Each line of the material below should be reproduced exactly.

──────────

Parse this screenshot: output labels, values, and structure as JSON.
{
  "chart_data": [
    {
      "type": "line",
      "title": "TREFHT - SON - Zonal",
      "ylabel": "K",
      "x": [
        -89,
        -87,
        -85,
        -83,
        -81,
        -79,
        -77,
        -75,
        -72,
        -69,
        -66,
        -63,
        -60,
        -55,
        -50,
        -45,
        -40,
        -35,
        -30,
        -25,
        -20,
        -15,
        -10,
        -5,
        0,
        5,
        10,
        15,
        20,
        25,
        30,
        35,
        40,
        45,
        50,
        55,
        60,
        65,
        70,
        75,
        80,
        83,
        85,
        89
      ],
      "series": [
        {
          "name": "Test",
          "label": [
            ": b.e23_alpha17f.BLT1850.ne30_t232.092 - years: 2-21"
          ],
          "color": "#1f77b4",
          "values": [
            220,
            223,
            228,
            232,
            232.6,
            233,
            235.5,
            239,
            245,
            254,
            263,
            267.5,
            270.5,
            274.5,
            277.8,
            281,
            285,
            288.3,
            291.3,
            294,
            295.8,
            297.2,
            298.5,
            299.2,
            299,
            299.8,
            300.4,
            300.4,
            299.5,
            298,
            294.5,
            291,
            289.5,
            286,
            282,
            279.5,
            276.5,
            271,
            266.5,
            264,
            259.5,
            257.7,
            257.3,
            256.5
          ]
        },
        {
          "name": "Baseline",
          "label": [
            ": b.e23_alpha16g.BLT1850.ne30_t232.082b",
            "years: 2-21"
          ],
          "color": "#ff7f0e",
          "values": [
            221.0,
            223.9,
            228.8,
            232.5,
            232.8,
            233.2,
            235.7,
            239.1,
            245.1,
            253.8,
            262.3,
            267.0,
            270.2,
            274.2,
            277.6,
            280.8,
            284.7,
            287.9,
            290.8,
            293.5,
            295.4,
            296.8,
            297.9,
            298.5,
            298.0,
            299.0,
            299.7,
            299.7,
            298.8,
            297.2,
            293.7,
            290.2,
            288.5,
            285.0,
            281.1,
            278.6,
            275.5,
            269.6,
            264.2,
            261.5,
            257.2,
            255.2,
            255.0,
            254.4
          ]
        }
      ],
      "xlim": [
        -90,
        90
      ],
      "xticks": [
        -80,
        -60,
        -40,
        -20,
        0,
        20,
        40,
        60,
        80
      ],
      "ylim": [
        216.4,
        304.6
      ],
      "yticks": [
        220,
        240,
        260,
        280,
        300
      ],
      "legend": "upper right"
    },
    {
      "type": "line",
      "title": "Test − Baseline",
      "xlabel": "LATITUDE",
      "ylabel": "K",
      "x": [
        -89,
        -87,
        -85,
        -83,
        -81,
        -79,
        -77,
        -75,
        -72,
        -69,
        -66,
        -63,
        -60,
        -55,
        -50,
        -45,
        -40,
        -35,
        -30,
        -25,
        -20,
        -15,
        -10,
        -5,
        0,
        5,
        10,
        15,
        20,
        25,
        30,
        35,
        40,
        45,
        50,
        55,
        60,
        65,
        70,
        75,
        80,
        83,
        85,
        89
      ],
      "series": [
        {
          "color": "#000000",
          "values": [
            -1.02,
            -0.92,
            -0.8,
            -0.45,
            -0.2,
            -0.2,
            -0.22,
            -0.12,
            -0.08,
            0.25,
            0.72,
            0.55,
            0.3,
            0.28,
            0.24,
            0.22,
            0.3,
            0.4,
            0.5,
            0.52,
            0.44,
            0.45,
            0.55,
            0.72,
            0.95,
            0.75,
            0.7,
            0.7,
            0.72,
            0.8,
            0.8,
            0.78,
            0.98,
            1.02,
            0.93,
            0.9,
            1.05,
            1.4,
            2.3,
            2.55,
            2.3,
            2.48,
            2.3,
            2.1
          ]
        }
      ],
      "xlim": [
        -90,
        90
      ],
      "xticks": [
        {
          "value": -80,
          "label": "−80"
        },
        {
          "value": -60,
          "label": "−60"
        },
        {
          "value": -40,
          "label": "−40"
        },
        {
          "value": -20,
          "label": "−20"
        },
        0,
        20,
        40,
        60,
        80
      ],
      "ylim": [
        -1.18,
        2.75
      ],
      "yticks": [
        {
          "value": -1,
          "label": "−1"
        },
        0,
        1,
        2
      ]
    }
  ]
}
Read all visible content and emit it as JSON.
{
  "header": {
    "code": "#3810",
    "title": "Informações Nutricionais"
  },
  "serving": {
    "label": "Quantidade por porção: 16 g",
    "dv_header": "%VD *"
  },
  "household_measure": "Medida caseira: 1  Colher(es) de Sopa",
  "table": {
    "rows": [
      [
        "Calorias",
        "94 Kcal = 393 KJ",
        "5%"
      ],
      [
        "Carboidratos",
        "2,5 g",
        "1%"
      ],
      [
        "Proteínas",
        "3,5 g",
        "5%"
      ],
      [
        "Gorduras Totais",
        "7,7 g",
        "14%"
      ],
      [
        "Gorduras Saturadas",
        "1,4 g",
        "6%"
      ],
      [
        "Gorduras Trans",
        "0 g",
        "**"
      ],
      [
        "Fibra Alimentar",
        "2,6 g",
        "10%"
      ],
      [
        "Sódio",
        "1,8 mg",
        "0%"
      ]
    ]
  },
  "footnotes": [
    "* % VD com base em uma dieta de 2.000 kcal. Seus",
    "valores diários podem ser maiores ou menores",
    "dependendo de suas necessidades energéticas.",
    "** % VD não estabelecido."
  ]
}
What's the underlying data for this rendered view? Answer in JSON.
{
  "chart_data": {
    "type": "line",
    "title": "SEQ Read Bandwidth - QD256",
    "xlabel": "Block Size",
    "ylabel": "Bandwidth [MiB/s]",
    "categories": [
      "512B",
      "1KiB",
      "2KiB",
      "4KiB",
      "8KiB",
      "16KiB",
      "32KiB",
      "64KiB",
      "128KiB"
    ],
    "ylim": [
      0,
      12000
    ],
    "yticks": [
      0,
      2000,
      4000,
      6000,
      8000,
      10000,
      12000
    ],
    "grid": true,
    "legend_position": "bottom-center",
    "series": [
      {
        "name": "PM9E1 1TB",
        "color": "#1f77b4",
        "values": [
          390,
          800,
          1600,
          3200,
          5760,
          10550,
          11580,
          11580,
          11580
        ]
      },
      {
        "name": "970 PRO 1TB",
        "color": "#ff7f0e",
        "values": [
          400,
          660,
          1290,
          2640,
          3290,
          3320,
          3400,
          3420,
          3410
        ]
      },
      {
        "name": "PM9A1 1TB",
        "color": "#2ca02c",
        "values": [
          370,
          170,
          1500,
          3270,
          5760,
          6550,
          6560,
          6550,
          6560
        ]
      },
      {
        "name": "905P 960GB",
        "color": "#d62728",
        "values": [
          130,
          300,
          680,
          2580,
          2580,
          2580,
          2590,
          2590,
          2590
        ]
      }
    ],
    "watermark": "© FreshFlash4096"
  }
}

──────────

• Task solution
Parse this screenshot: output labels, values, and structure as JSON.
{
  "chart_data": [
    {
      "type": "line",
      "title": "TREFHT - SON - Zonal",
      "ylabel": "K",
      "x": [
        -89,
        -87,
        -85,
        -83,
        -81,
        -79,
        -77,
        -75,
        -72,
        -69,
        -66,
        -63,
        -60,
        -55,
        -50,
        -45,
        -40,
        -35,
        -30,
        -25,
        -20,
        -15,
        -10,
        -5,
        0,
        5,
        10,
        15,
        20,
        25,
        30,
        35,
        40,
        45,
        50,
        55,
        60,
        65,
        70,
        75,
        80,
        83,
        85,
        89
      ],
      "series": [
        {
          "name": "Test",
          "label": [
            ": b.e23_alpha17f.BLT1850.ne30_t232.092 - years: 2-21"
          ],
          "color": "#1f77b4",
          "values": [
            220,
            223,
            228,
            232,
            232.6,
            233,
            235.5,
            239,
            245,
            254,
            263,
            267.5,
            270.5,
            274.5,
            277.8,
            281,
            285,
            288.3,
            291.3,
            294,
            295.8,
            297.2,
            298.5,
            299.2,
            299,
            299.8,
            300.4,
            300.4,
            299.5,
            298,
            294.5,
            291,
            289.5,
            286,
            282,
            279.5,
            276.5,
            271,
            266.5,
            264,
            259.5,
            257.7,
            257.3,
            256.5
          ]
        },
        {
          "name": "Baseline",
          "label": [
            ": b.e23_alpha16g.BLT1850.ne30_t232.082b",
            "years: 2-21"
          ],
          "color": "#ff7f0e",
          "values": [
            221.0,
            223.9,
            228.8,
            232.5,
            232.8,
            233.2,
            235.7,
            239.1,
            245.1,
            253.8,
            262.3,
            267.0,
            270.2,
            274.2,
            277.6,
            280.8,
            284.7,
            287.9,
            290.8,
            293.5,
            295.4,
            296.8,
            297.9,
            298.5,
            298.0,
            299.0,
            299.7,
            299.7,
            298.8,
            297.2,
            293.7,
            290.2,
            288.5,
            285.0,
            281.1,
            278.6,
            275.5,
            269.6,
            264.2,
            261.5,
            257.2,
            255.2,
            255.0,
            254.4
          ]
        }
      ],
      "xlim": [
        -90,
        90
      ],
      "xticks": [
        -80,
        -60,
        -40,
        -20,
        0,
        20,
        40,
        60,
        80
      ],
      "ylim": [
        216.4,
        304.6
      ],
      "yticks": [
        220,
        240,
        260,
        280,
        300
      ],
      "legend": "upper right"
    },
    {
      "type": "line",
      "title": "Test − Baseline",
      "xlabel": "LATITUDE",
      "ylabel": "K",
      "x": [
        -89,
        -87,
        -85,
        -83,
        -81,
        -79,
        -77,
        -75,
        -72,
        -69,
        -66,
        -63,
        -60,
        -55,
        -50,
        -45,
        -40,
        -35,
        -30,
        -25,
        -20,
        -15,
        -10,
        -5,
        0,
        5,
        10,
        15,
        20,
        25,
        30,
        35,
        40,
        45,
        50,
        55,
        60,
        65,
        70,
        75,
        80,
        83,
        85,
        89
      ],
      "series": [
        {
          "color": "#000000",
          "values": [
            -1.02,
            -0.92,
            -0.8,
            -0.45,
            -0.2,
            -0.2,
            -0.22,
            -0.12,
            -0.08,
            0.25,
            0.72,
            0.55,
            0.3,
            0.28,
            0.24,
            0.22,
            0.3,
            0.4,
            0.5,
            0.52,
            0.44,
            0.45,
            0.55,
            0.72,
            0.95,
            0.75,
            0.7,
            0.7,
            0.72,
            0.8,
            0.8,
            0.78,
            0.98,
            1.02,
            0.93,
            0.9,
            1.05,
            1.4,
            2.3,
            2.55,
            2.3,
            2.48,
            2.3,
            2.1
          ]
        }
      ],
      "xlim": [
        -90,
        90
      ],
      "xticks": [
        {
          "value": -80,
          "label": "−80"
        },
        {
          "value": -60,
          "label": "−60"
        },
        {
          "value": -40,
          "label": "−40"
        },
        {
          "value": -20,
          "label": "−20"
        },
        0,
        20,
        40,
        60,
        80
      ],
      "ylim": [
        -1.18,
        2.75
      ],
      "yticks": [
        {
          "value": -1,
          "label": "−1"
        },
        0,
        1,
        2
      ]
    }
  ]
}
Read all visible content and emit it as JSON.
{
  "header": {
    "code": "#3810",
    "title": "Informações Nutricionais"
  },
  "serving": {
    "label": "Quantidade por porção: 16 g",
    "dv_header": "%VD *"
  },
  "household_measure": "Medida caseira: 1  Colher(es) de Sopa",
  "table": {
    "rows": [
      [
        "Calorias",
        "94 Kcal = 393 KJ",
        "5%"
      ],
      [
        "Carboidratos",
        "2,5 g",
        "1%"
      ],
      [
        "Proteínas",
        "3,5 g",
        "5%"
      ],
      [
        "Gorduras Totais",
        "7,7 g",
        "14%"
      ],
      [
        "Gorduras Saturadas",
        "1,4 g",
        "6%"
      ],
      [
        "Gorduras Trans",
        "0 g",
        "**"
      ],
      [
        "Fibra Alimentar",
        "2,6 g",
        "10%"
      ],
      [
        "Sódio",
        "1,8 mg",
        "0%"
      ]
    ]
  },
  "footnotes": [
    "* % VD com base em uma dieta de 2.000 kcal. Seus",
    "valores diários podem ser maiores ou menores",
    "dependendo de suas necessidades energéticas.",
    "** % VD não estabelecido."
  ]
}
What's the underlying data for this rendered view? Answer in JSON.
{
  "chart_data": {
    "type": "line",
    "title": "SEQ Read Bandwidth - QD256",
    "xlabel": "Block Size",
    "ylabel": "Bandwidth [MiB/s]",
    "categories": [
      "512B",
      "1KiB",
      "2KiB",
      "4KiB",
      "8KiB",
      "16KiB",
      "32KiB",
      "64KiB",
      "128KiB"
    ],
    "ylim": [
      0,
      12000
    ],
    "yticks": [
      0,
      2000,
      4000,
      6000,
      8000,
      10000,
      12000
    ],
    "grid": true,
    "legend_position": "bottom-center",
    "series": [
      {
        "name": "PM9E1 1TB",
        "color": "#1f77b4",
        "values": [
          390,
          800,
          1600,
          3200,
          5760,
          10550,
          11580,
          11580,
          11580
        ]
      },
      {
        "name": "970 PRO 1TB",
        "color": "#ff7f0e",
        "values": [
          400,
          660,
          1290,
          2640,
          3290,
          3320,
          3400,
          3420,
          3410
        ]
      },
      {
        "name": "PM9A1 1TB",
        "color": "#2ca02c",
        "values": [
          370,
          170,
          1500,
          3270,
          5760,
          6550,
          6560,
          6550,
          6560
        ]
      },
      {
        "name": "905P 960GB",
        "color": "#d62728",
        "values": [
          130,
          300,
          680,
          2580,
          2580,
          2580,
          2590,
          2590,
          2590
        ]
      }
    ],
    "watermark": "© FreshFlash4096"
  }
}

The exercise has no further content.